- **Consigne 1**
D'après l'extrait choisi, combien de personnes les ACEC emploient-ils à leur apogée ?

########################################

À leurs apogées, les Ateliers de constructions électriques de Charleroi (ACEC) sont une industrie qui possède d’importants sites de production à Charleroi, Herstal, Ruysbroeck et Gand. Ils emploient plus de 10 000 personnes et connaissent une solide implantation syndicale à prépondérance socialiste, ainsi qu’une cellule communiste très active. Pour le personnel employé (appointé.e.s), il y a le Syndicat des employés, techniciens et cadres (SETCa, socialiste) d’une part, et la Centrale nationale des employés (CNE, social-chrétien) d’autre part. Pour le personnel ouvrier (salarié.e.s), il y a la Centrale de l’industrie du métal de Belgique (CMB, socialiste) d’une part, et la Centrale chrétienne des métallurgistes de Belgique (CCMB, social-chrétien) d’autre part.

########################################

- **Consigne 2**
Dans les enregistrements, recopiez tout ce qui va de la ligne contenant « sst_map-cell: [782, 114, 786, 118] » jusqu'à celle contenant « sst_map-cell: [785, 153, 789, 157] », en substituant « sst_grid-cell » à « sst_map-cell ». Ne donnez que ces lignes.

########################################

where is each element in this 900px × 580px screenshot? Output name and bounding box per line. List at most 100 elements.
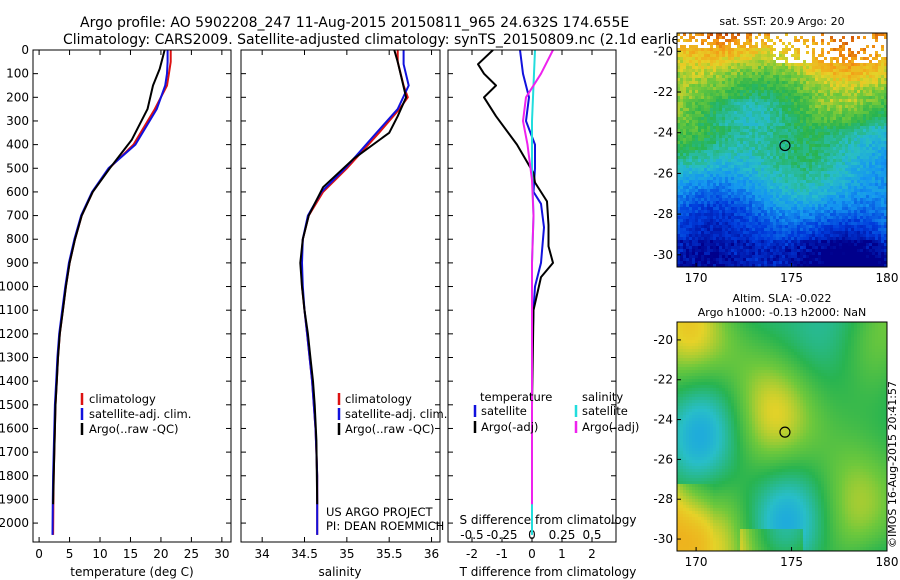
sst_map-cell: [782, 114, 786, 118]
sst_map-cell: [860, 135, 864, 139]
sst_map-cell: [863, 90, 867, 94]
sst_map-cell: [695, 201, 699, 205]
sst_map-cell: [773, 168, 777, 172]
sst_map-cell: [818, 198, 822, 202]
sst_map-cell: [839, 171, 843, 175]
sst_map-cell: [740, 129, 744, 133]
sst_map-cell: [737, 39, 741, 43]
sst_map-cell: [848, 222, 852, 226]
sst_map-cell: [761, 120, 765, 124]
sst_map-cell: [869, 228, 873, 232]
sst_map-cell: [875, 60, 879, 64]
sst_map-cell: [689, 99, 693, 103]
sst_map-cell: [869, 99, 873, 103]
sst_map-cell: [875, 78, 879, 82]
sst_map-cell: [719, 108, 723, 112]
sst_map-cell: [680, 225, 684, 229]
sst_map-cell: [863, 195, 867, 199]
sst_map-cell: [800, 219, 804, 223]
sst_map-cell: [821, 132, 825, 136]
sst_map-cell: [773, 57, 777, 61]
sst_map-cell: [743, 117, 747, 121]
sst_map-cell: [827, 207, 831, 211]
sst_map-cell: [860, 228, 864, 232]
sst_map-cell: [803, 192, 807, 196]
sst_map-cell: [785, 153, 789, 157]
sst_map-cell: [833, 81, 837, 85]
sst_map-cell: [845, 57, 849, 61]
sst_map-cell: [878, 72, 882, 76]
sst_map-cell: [872, 75, 876, 79]
sst_map-cell: [770, 105, 774, 109]
sst_map-cell: [719, 126, 723, 130]
sst_map-cell: [689, 135, 693, 139]
sst_map-cell: [728, 42, 732, 46]
sst_map-cell: [785, 48, 789, 52]
sst_map-cell: [884, 204, 887, 208]
sst_map-cell: [785, 126, 789, 130]
sst_map-cell: [845, 105, 849, 109]
sst_map-cell: [740, 231, 744, 235]
sst_map-cell: [821, 123, 825, 127]
sst_map-cell: [725, 54, 729, 58]
sst_map-cell: [761, 222, 765, 226]
sst_map-cell: [815, 93, 819, 97]
sst_map-cell: [683, 213, 687, 217]
sst_map-cell: [791, 204, 795, 208]
sst_map-cell: [755, 84, 759, 88]
sst_map-cell: [809, 207, 813, 211]
sst_map-cell: [716, 216, 720, 220]
sst_map-cell: [860, 210, 864, 214]
sst_map-cell: [848, 105, 852, 109]
sst_map-cell: [821, 228, 825, 232]
sst_map-cell: [875, 132, 879, 136]
sst_map-cell: [725, 177, 729, 181]
sst_map-cell: [851, 51, 855, 55]
sst_map-cell: [803, 135, 807, 139]
sst_map-cell: [833, 210, 837, 214]
sst_map-cell: [875, 51, 879, 55]
sst_map-cell: [770, 102, 774, 106]
sst_map-cell: [737, 219, 741, 223]
sst_map-cell: [707, 129, 711, 133]
sst_map-cell: [695, 213, 699, 217]
sst_map-cell: [746, 180, 750, 184]
sst_map-cell: [782, 225, 786, 229]
sst_map-cell: [689, 150, 693, 154]
sst_map-cell: [743, 216, 747, 220]
sst_map-cell: [794, 93, 798, 97]
sst_map-cell: [707, 144, 711, 148]
sst_map-cell: [812, 222, 816, 226]
sst_map-cell: [827, 117, 831, 121]
sst_map-cell: [803, 171, 807, 175]
sst_map-cell: [686, 90, 690, 94]
sst_map-cell: [692, 207, 696, 211]
sst_map-cell: [821, 102, 825, 106]
sst_map-cell: [698, 105, 702, 109]
sst_map-cell: [785, 204, 789, 208]
sst_map-cell: [788, 36, 792, 40]
sst_map-cell: [785, 81, 789, 85]
sst_map-cell: [869, 102, 873, 106]
sst_map-cell: [785, 111, 789, 115]
sst_map-cell: [836, 108, 840, 112]
sst_map-cell: [800, 189, 804, 193]
sst_map-cell: [851, 147, 855, 151]
sst_map-cell: [731, 87, 735, 91]
sst_map-cell: [749, 162, 753, 166]
sst_map-cell: [728, 126, 732, 130]
sst_map-cell: [740, 99, 744, 103]
sst_map-cell: [752, 138, 756, 142]
sst_map-cell: [722, 186, 726, 190]
sst_map-cell: [755, 138, 759, 142]
sst_map-cell: [863, 123, 867, 127]
sst_map-cell: [827, 108, 831, 112]
sst_map-cell: [692, 33, 696, 37]
sst_map-cell: [758, 48, 762, 52]
sst_map-cell: [752, 117, 756, 121]
sst_map-cell: [818, 51, 822, 55]
sst_map-cell: [692, 147, 696, 151]
sst_map-cell: [683, 90, 687, 94]
temperature-y-tick-label: 2000: [0, 516, 29, 530]
sst_map-cell: [863, 42, 867, 46]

########################################

- **Réponse complète 1**
Plus de 10 000 personnes.

- **Réponse complète 2**
sst_grid-cell: [782, 114, 786, 118]
sst_grid-cell: [860, 135, 864, 139]
sst_grid-cell: [863, 90, 867, 94]
sst_grid-cell: [695, 201, 699, 205]
sst_grid-cell: [773, 168, 777, 172]
sst_grid-cell: [818, 198, 822, 202]
sst_grid-cell: [839, 171, 843, 175]
sst_grid-cell: [740, 129, 744, 133]
sst_grid-cell: [737, 39, 741, 43]
sst_grid-cell: [848, 222, 852, 226]
sst_grid-cell: [761, 120, 765, 124]
sst_grid-cell: [869, 228, 873, 232]
sst_grid-cell: [875, 60, 879, 64]
sst_grid-cell: [689, 99, 693, 103]
sst_grid-cell: [869, 99, 873, 103]
sst_grid-cell: [875, 78, 879, 82]
sst_grid-cell: [719, 108, 723, 112]
sst_grid-cell: [680, 225, 684, 229]
sst_grid-cell: [863, 195, 867, 199]
sst_grid-cell: [800, 219, 804, 223]
sst_grid-cell: [821, 132, 825, 136]
sst_grid-cell: [773, 57, 777, 61]
sst_grid-cell: [743, 117, 747, 121]
sst_grid-cell: [827, 207, 831, 211]
sst_grid-cell: [860, 228, 864, 232]
sst_grid-cell: [803, 192, 807, 196]
sst_grid-cell: [785, 153, 789, 157]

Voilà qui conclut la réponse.